**Records from a dataset**
══════════

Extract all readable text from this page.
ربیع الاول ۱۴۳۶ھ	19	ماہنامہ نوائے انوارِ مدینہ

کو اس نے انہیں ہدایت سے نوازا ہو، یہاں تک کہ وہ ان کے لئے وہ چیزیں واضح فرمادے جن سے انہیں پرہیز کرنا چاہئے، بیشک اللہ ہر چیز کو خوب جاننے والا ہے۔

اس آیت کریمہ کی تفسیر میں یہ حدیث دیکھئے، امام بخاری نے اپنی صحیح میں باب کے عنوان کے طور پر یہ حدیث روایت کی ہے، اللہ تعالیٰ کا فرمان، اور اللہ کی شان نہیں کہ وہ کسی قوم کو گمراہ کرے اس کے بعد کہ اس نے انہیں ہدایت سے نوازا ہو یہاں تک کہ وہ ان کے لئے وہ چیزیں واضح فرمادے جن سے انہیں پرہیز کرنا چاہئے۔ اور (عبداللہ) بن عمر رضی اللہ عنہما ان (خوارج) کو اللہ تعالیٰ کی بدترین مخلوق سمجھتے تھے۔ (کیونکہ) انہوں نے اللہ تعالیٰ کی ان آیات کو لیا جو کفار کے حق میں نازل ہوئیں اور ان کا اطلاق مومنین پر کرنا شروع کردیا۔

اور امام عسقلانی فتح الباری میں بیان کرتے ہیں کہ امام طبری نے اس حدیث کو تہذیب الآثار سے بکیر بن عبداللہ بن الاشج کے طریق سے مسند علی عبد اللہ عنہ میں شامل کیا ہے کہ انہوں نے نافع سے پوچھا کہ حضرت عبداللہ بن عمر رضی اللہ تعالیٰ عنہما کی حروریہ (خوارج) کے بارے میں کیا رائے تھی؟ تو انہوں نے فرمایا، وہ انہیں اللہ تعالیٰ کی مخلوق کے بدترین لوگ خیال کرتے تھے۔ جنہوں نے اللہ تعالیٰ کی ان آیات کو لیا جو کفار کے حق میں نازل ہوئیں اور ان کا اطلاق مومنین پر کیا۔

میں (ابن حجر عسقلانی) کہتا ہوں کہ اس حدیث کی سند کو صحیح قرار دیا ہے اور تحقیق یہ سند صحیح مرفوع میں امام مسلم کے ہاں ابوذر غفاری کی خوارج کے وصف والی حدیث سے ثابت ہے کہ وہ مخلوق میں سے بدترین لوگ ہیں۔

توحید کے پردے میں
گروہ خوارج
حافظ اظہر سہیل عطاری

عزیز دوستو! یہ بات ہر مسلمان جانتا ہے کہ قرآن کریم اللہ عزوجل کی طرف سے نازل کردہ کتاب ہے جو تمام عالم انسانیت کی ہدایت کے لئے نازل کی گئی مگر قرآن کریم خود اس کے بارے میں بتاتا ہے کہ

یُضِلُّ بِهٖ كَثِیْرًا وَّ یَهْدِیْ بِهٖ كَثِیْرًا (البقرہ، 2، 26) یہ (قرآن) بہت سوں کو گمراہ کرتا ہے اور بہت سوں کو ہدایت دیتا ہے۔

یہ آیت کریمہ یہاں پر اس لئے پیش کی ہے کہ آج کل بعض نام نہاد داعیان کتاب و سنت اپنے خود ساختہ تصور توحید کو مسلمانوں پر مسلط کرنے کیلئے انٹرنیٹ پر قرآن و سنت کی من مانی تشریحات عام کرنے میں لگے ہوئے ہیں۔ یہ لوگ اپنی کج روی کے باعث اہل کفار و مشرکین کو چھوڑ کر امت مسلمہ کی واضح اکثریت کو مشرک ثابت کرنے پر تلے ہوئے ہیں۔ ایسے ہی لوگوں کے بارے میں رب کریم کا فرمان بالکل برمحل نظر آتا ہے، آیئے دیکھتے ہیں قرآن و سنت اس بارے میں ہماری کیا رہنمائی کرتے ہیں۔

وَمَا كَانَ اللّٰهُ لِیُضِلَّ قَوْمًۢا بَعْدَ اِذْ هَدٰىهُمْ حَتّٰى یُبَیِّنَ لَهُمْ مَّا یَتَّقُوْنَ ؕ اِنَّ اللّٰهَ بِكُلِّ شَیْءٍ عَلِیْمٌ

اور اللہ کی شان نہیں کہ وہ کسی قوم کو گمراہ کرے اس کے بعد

══════════

**TASK REQUIREMENTS**
Extract all lines as given.

**OUTPUT OF THE EXERCISE**
Extract all readable text from this page.
ربیع الاول ۱۴۳۶ھ	19	ماہنامہ نوائے انوارِ مدینہ

کو اس نے انہیں ہدایت سے نوازا ہو، یہاں تک کہ وہ ان کے لئے وہ چیزیں واضح فرمادے جن سے انہیں پرہیز کرنا چاہئے، بیشک اللہ ہر چیز کو خوب جاننے والا ہے۔

اس آیت کریمہ کی تفسیر میں یہ حدیث دیکھئے، امام بخاری نے اپنی صحیح میں باب کے عنوان کے طور پر یہ حدیث روایت کی ہے، اللہ تعالیٰ کا فرمان، اور اللہ کی شان نہیں کہ وہ کسی قوم کو گمراہ کرے اس کے بعد کہ اس نے انہیں ہدایت سے نوازا ہو یہاں تک کہ وہ ان کے لئے وہ چیزیں واضح فرمادے جن سے انہیں پرہیز کرنا چاہئے۔ اور (عبداللہ) بن عمر رضی اللہ عنہما ان (خوارج) کو اللہ تعالیٰ کی بدترین مخلوق سمجھتے تھے۔ (کیونکہ) انہوں نے اللہ تعالیٰ کی ان آیات کو لیا جو کفار کے حق میں نازل ہوئیں اور ان کا اطلاق مومنین پر کرنا شروع کردیا۔

اور امام عسقلانی فتح الباری میں بیان کرتے ہیں کہ امام طبری نے اس حدیث کو تہذیب الآثار سے بکیر بن عبداللہ بن الاشج کے طریق سے مسند علی عبد اللہ عنہ میں شامل کیا ہے کہ انہوں نے نافع سے پوچھا کہ حضرت عبداللہ بن عمر رضی اللہ تعالیٰ عنہما کی حروریہ (خوارج) کے بارے میں کیا رائے تھی؟ تو انہوں نے فرمایا، وہ انہیں اللہ تعالیٰ کی مخلوق کے بدترین لوگ خیال کرتے تھے۔ جنہوں نے اللہ تعالیٰ کی ان آیات کو لیا جو کفار کے حق میں نازل ہوئیں اور ان کا اطلاق مومنین پر کیا۔

میں (ابن حجر عسقلانی) کہتا ہوں کہ اس حدیث کی سند کو صحیح قرار دیا ہے اور تحقیق یہ سند صحیح مرفوع میں امام مسلم کے ہاں ابوذر غفاری کی خوارج کے وصف والی حدیث سے ثابت ہے کہ وہ مخلوق میں سے بدترین لوگ ہیں۔

توحید کے پردے میں
گروہ خوارج
حافظ اظہر سہیل عطاری

عزیز دوستو! یہ بات ہر مسلمان جانتا ہے کہ قرآن کریم اللہ عزوجل کی طرف سے نازل کردہ کتاب ہے جو تمام عالم انسانیت کی ہدایت کے لئے نازل کی گئی مگر قرآن کریم خود اس کے بارے میں بتاتا ہے کہ

یُضِلُّ بِهٖ كَثِیْرًا وَّ یَهْدِیْ بِهٖ كَثِیْرًا (البقرہ، 2، 26) یہ (قرآن) بہت سوں کو گمراہ کرتا ہے اور بہت سوں کو ہدایت دیتا ہے۔

یہ آیت کریمہ یہاں پر اس لئے پیش کی ہے کہ آج کل بعض نام نہاد داعیان کتاب و سنت اپنے خود ساختہ تصور توحید کو مسلمانوں پر مسلط کرنے کیلئے انٹرنیٹ پر قرآن و سنت کی من مانی تشریحات عام کرنے میں لگے ہوئے ہیں۔ یہ لوگ اپنی کج روی کے باعث اہل کفار و مشرکین کو چھوڑ کر امت مسلمہ کی واضح اکثریت کو مشرک ثابت کرنے پر تلے ہوئے ہیں۔ ایسے ہی لوگوں کے بارے میں رب کریم کا فرمان بالکل برمحل نظر آتا ہے، آیئے دیکھتے ہیں قرآن و سنت اس بارے میں ہماری کیا رہنمائی کرتے ہیں۔

وَمَا كَانَ اللّٰهُ لِیُضِلَّ قَوْمًۢا بَعْدَ اِذْ هَدٰىهُمْ حَتّٰى یُبَیِّنَ لَهُمْ مَّا یَتَّقُوْنَ ؕ اِنَّ اللّٰهَ بِكُلِّ شَیْءٍ عَلِیْمٌ

اور اللہ کی شان نہیں کہ وہ کسی قوم کو گمراہ کرے اس کے بعد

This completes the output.